Pick out each line below containing "clip".

* Task data *
□ □ □ □
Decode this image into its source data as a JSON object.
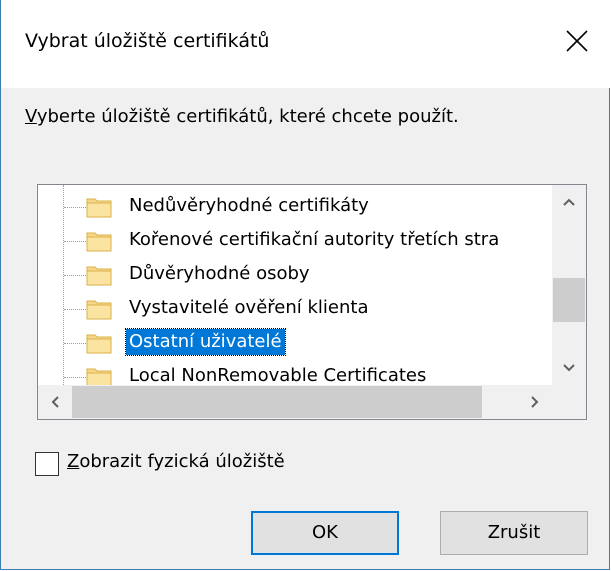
{
  "dialog": {
    "title": "Vybrat úložiště certifikátů",
    "instruction_first_char": "V",
    "instruction_rest": "yberte úložiště certifikátů, které chcete použít."
  },
  "tree": {
    "items": [
      {
        "label": "Nedůvěryhodné certifikáty",
        "selected": false
      },
      {
        "label": "Kořenové certifikační autority třetích stra",
        "selected": false
      },
      {
        "label": "Důvěryhodné osoby",
        "selected": false
      },
      {
        "label": "Vystavitelé ověření klienta",
        "selected": false
      },
      {
        "label": "Ostatní uživatelé",
        "selected": true
      },
      {
        "label": "Local NonRemovable Certificates",
        "selected": false
      }
    ]
  },
  "options": {
    "show_physical_first_char": "Z",
    "show_physical_rest": "obrazit fyzická úložiště",
    "show_physical_checked": false
  },
  "buttons": {
    "ok_label": "OK",
    "cancel_label": "Zrušit"
  },
  "colors": {
    "accent": "#0078d7",
    "folder": "#f6d78a",
    "dialog_bg": "#f0f0f0"
  }
}
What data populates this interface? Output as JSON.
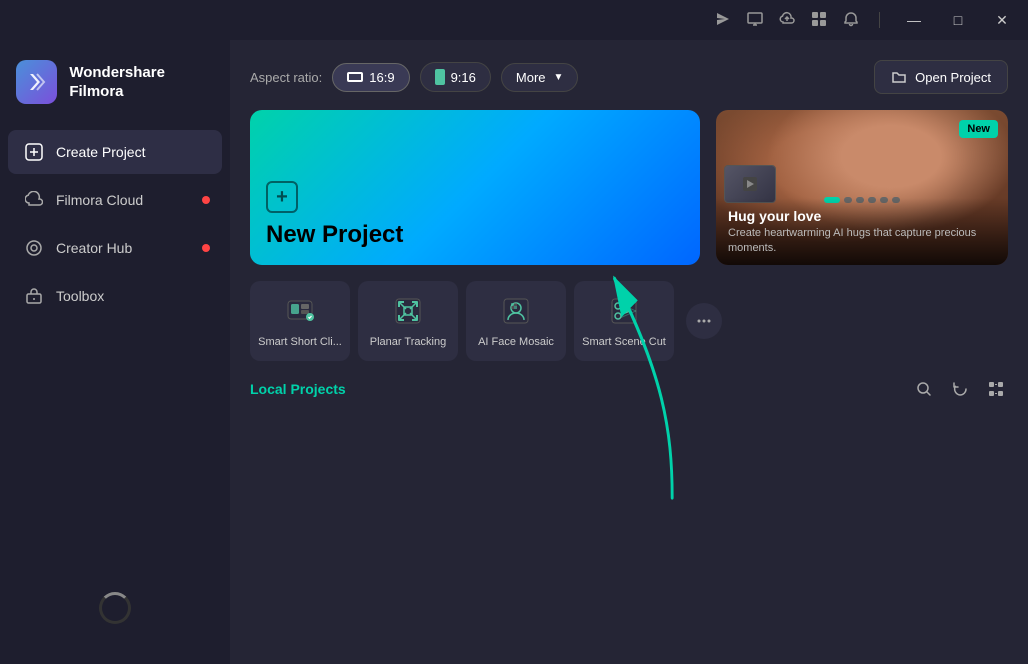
{
  "titlebar": {
    "icons": [
      "send-icon",
      "monitor-icon",
      "cloud-icon",
      "grid-icon",
      "bell-icon"
    ],
    "buttons": [
      "minimize",
      "maximize",
      "close"
    ]
  },
  "sidebar": {
    "logo_name": "Wondershare\nFilmora",
    "items": [
      {
        "id": "create-project",
        "label": "Create Project",
        "active": true,
        "dot": false
      },
      {
        "id": "filmora-cloud",
        "label": "Filmora Cloud",
        "active": false,
        "dot": true
      },
      {
        "id": "creator-hub",
        "label": "Creator Hub",
        "active": false,
        "dot": true
      },
      {
        "id": "toolbox",
        "label": "Toolbox",
        "active": false,
        "dot": false
      }
    ]
  },
  "topbar": {
    "aspect_label": "Aspect ratio:",
    "aspect_options": [
      {
        "label": "16:9",
        "icon": "landscape",
        "active": true
      },
      {
        "label": "9:16",
        "icon": "portrait",
        "active": false
      }
    ],
    "more_label": "More",
    "open_project_label": "Open Project"
  },
  "new_project": {
    "title": "New Project"
  },
  "featured": {
    "badge": "New",
    "title": "Hug your love",
    "desc": "Create heartwarming AI hugs that capture\nprecious moments.",
    "dots": 6,
    "active_dot": 0
  },
  "tools": [
    {
      "id": "smart-short-clip",
      "label": "Smart Short Cli...",
      "icon": "film-clip-icon"
    },
    {
      "id": "planar-tracking",
      "label": "Planar Tracking",
      "icon": "tracking-icon"
    },
    {
      "id": "ai-face-mosaic",
      "label": "AI Face Mosaic",
      "icon": "mosaic-icon"
    },
    {
      "id": "smart-scene-cut",
      "label": "Smart Scene Cut",
      "icon": "scissors-icon"
    }
  ],
  "local_projects": {
    "title": "Local Projects",
    "icons": [
      "search-icon",
      "refresh-icon",
      "grid-view-icon"
    ]
  },
  "colors": {
    "accent": "#00d2aa",
    "sidebar_bg": "#1e1e2e",
    "main_bg": "#252535"
  }
}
□ □ □ □
* Solution for this problem *
      "id": "smart-short-clip",
      "icon": "film-clip-icon"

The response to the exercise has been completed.